**** DATA TO PROCESS ****

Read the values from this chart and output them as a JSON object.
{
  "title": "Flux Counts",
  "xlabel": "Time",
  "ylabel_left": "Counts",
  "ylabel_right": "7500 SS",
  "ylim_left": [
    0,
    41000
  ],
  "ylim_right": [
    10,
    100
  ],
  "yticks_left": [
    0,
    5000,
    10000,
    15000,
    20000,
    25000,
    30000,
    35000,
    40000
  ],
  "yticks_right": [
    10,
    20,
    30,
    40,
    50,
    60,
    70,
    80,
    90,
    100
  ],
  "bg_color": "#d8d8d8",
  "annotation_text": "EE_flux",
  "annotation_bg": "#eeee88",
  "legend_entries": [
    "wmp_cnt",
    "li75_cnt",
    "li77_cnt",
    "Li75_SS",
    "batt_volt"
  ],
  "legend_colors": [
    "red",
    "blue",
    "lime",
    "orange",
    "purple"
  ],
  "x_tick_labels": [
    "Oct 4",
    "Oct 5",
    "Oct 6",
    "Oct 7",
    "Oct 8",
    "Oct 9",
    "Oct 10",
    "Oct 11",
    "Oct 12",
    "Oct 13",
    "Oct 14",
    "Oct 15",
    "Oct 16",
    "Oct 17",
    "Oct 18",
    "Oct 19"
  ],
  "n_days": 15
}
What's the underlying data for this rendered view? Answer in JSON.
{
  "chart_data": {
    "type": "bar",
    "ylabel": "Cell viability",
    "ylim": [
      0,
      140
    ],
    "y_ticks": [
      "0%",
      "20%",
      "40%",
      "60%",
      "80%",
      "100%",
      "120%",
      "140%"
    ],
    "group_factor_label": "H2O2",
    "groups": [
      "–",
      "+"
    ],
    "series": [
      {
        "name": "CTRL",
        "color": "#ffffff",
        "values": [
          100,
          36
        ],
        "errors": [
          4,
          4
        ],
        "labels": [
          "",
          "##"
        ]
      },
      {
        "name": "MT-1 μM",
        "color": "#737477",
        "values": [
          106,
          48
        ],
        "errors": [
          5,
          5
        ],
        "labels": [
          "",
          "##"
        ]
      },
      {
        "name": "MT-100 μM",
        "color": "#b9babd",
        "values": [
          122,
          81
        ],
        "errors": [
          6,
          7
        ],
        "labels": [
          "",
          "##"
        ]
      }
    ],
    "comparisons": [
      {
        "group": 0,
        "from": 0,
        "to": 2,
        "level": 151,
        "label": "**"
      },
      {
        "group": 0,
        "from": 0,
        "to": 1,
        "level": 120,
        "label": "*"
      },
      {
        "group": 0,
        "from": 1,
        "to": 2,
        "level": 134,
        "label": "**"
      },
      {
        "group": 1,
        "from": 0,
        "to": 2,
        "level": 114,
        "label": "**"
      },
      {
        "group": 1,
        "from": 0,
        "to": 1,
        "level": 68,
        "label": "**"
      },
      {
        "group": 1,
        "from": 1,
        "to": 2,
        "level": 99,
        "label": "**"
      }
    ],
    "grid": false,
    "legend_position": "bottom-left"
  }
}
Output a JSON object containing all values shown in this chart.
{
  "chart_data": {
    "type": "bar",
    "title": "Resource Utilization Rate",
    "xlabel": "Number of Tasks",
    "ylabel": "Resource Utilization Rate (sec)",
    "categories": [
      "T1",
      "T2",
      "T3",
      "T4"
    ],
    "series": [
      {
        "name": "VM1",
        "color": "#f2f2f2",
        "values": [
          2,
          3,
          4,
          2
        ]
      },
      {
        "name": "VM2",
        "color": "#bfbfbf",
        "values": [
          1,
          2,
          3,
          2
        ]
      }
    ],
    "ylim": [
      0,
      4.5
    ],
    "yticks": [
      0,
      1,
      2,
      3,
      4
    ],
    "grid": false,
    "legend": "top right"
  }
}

****

> _WHAT IS ASKED_: Return all of the data word for word.

> _RESULT OF THE TASK_:
Read the values from this chart and output them as a JSON object.
{
  "title": "Flux Counts",
  "xlabel": "Time",
  "ylabel_left": "Counts",
  "ylabel_right": "7500 SS",
  "ylim_left": [
    0,
    41000
  ],
  "ylim_right": [
    10,
    100
  ],
  "yticks_left": [
    0,
    5000,
    10000,
    15000,
    20000,
    25000,
    30000,
    35000,
    40000
  ],
  "yticks_right": [
    10,
    20,
    30,
    40,
    50,
    60,
    70,
    80,
    90,
    100
  ],
  "bg_color": "#d8d8d8",
  "annotation_text": "EE_flux",
  "annotation_bg": "#eeee88",
  "legend_entries": [
    "wmp_cnt",
    "li75_cnt",
    "li77_cnt",
    "Li75_SS",
    "batt_volt"
  ],
  "legend_colors": [
    "red",
    "blue",
    "lime",
    "orange",
    "purple"
  ],
  "x_tick_labels": [
    "Oct 4",
    "Oct 5",
    "Oct 6",
    "Oct 7",
    "Oct 8",
    "Oct 9",
    "Oct 10",
    "Oct 11",
    "Oct 12",
    "Oct 13",
    "Oct 14",
    "Oct 15",
    "Oct 16",
    "Oct 17",
    "Oct 18",
    "Oct 19"
  ],
  "n_days": 15
}
What's the underlying data for this rendered view? Answer in JSON.
{
  "chart_data": {
    "type": "bar",
    "ylabel": "Cell viability",
    "ylim": [
      0,
      140
    ],
    "y_ticks": [
      "0%",
      "20%",
      "40%",
      "60%",
      "80%",
      "100%",
      "120%",
      "140%"
    ],
    "group_factor_label": "H2O2",
    "groups": [
      "–",
      "+"
    ],
    "series": [
      {
        "name": "CTRL",
        "color": "#ffffff",
        "values": [
          100,
          36
        ],
        "errors": [
          4,
          4
        ],
        "labels": [
          "",
          "##"
        ]
      },
      {
        "name": "MT-1 μM",
        "color": "#737477",
        "values": [
          106,
          48
        ],
        "errors": [
          5,
          5
        ],
        "labels": [
          "",
          "##"
        ]
      },
      {
        "name": "MT-100 μM",
        "color": "#b9babd",
        "values": [
          122,
          81
        ],
        "errors": [
          6,
          7
        ],
        "labels": [
          "",
          "##"
        ]
      }
    ],
    "comparisons": [
      {
        "group": 0,
        "from": 0,
        "to": 2,
        "level": 151,
        "label": "**"
      },
      {
        "group": 0,
        "from": 0,
        "to": 1,
        "level": 120,
        "label": "*"
      },
      {
        "group": 0,
        "from": 1,
        "to": 2,
        "level": 134,
        "label": "**"
      },
      {
        "group": 1,
        "from": 0,
        "to": 2,
        "level": 114,
        "label": "**"
      },
      {
        "group": 1,
        "from": 0,
        "to": 1,
        "level": 68,
        "label": "**"
      },
      {
        "group": 1,
        "from": 1,
        "to": 2,
        "level": 99,
        "label": "**"
      }
    ],
    "grid": false,
    "legend_position": "bottom-left"
  }
}
Output a JSON object containing all values shown in this chart.
{
  "chart_data": {
    "type": "bar",
    "title": "Resource Utilization Rate",
    "xlabel": "Number of Tasks",
    "ylabel": "Resource Utilization Rate (sec)",
    "categories": [
      "T1",
      "T2",
      "T3",
      "T4"
    ],
    "series": [
      {
        "name": "VM1",
        "color": "#f2f2f2",
        "values": [
          2,
          3,
          4,
          2
        ]
      },
      {
        "name": "VM2",
        "color": "#bfbfbf",
        "values": [
          1,
          2,
          3,
          2
        ]
      }
    ],
    "ylim": [
      0,
      4.5
    ],
    "yticks": [
      0,
      1,
      2,
      3,
      4
    ],
    "grid": false,
    "legend": "top right"
  }
}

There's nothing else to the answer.